__To do__:
Copy out, from the entries below, each line holding the string "made".
[BEGIN Record list]
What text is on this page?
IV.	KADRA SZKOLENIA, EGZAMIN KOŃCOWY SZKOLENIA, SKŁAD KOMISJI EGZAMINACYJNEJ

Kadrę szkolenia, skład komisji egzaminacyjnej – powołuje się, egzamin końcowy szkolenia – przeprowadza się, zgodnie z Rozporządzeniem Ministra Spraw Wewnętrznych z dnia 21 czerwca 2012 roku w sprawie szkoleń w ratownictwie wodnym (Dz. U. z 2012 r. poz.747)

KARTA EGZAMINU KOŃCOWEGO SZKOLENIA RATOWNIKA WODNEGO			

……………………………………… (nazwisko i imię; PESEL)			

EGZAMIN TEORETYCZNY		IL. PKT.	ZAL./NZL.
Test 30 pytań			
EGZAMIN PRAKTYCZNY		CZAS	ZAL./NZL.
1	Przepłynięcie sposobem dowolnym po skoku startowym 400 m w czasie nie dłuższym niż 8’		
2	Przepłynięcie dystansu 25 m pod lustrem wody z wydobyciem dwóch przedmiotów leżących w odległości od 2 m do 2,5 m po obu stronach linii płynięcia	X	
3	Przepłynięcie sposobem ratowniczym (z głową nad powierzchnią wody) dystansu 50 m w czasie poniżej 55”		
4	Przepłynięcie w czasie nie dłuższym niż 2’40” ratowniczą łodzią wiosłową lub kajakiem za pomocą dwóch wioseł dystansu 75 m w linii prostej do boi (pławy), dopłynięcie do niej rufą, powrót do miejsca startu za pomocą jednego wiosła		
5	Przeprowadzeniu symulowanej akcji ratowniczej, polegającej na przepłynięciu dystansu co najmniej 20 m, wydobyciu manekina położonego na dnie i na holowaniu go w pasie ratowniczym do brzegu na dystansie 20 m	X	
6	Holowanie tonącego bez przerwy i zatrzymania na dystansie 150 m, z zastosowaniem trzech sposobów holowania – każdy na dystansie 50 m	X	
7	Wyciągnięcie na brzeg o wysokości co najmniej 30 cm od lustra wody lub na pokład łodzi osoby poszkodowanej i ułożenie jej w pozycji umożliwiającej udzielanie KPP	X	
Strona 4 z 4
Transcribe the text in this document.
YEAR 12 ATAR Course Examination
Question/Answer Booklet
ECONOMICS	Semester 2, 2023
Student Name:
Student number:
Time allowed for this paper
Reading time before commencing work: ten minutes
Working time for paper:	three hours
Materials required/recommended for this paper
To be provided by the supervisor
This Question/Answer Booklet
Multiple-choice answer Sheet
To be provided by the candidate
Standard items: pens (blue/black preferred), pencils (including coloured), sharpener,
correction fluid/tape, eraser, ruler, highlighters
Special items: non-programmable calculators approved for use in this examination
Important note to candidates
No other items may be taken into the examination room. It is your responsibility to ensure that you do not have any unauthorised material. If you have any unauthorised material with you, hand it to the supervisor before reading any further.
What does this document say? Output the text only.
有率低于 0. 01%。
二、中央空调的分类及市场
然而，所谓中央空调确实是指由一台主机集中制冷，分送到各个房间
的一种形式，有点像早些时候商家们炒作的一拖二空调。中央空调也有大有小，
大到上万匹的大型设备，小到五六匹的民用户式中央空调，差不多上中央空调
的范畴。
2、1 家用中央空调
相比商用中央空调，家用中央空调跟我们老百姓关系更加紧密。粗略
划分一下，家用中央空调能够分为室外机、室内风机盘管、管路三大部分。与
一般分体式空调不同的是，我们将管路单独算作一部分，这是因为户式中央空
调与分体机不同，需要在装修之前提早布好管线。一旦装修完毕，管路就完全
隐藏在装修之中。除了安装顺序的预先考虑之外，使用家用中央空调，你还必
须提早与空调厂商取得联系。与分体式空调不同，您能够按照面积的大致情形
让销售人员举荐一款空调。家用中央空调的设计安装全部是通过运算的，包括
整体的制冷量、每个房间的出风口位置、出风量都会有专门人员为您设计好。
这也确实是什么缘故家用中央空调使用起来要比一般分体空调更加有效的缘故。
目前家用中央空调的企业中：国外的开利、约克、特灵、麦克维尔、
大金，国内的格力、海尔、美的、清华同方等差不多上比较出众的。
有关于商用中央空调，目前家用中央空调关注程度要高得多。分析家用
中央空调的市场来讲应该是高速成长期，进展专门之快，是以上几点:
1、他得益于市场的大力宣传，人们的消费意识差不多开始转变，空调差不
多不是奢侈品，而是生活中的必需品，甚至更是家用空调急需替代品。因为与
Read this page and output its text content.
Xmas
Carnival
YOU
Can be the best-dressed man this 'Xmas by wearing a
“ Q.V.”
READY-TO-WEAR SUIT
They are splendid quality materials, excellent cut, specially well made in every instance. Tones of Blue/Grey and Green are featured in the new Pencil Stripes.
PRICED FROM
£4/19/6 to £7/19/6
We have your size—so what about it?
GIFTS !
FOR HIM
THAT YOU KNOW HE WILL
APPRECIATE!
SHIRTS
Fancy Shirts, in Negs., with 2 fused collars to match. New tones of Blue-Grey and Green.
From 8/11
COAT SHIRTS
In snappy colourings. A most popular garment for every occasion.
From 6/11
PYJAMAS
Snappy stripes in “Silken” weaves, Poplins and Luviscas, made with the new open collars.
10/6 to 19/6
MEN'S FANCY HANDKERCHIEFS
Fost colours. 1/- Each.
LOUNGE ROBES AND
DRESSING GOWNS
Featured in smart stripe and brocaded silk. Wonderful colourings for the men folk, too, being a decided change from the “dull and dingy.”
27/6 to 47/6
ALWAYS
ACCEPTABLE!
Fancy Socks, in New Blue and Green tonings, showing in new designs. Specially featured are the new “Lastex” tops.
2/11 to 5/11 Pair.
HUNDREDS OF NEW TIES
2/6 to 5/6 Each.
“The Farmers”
[END Record list]
__Completed exercise__:
They are splendid quality materials, excellent cut, specially well made in every instance. Tones of Blue/Grey and Green are featured in the new Pencil Stripes.
Snappy stripes in “Silken” weaves, Poplins and Luviscas, made with the new open collars.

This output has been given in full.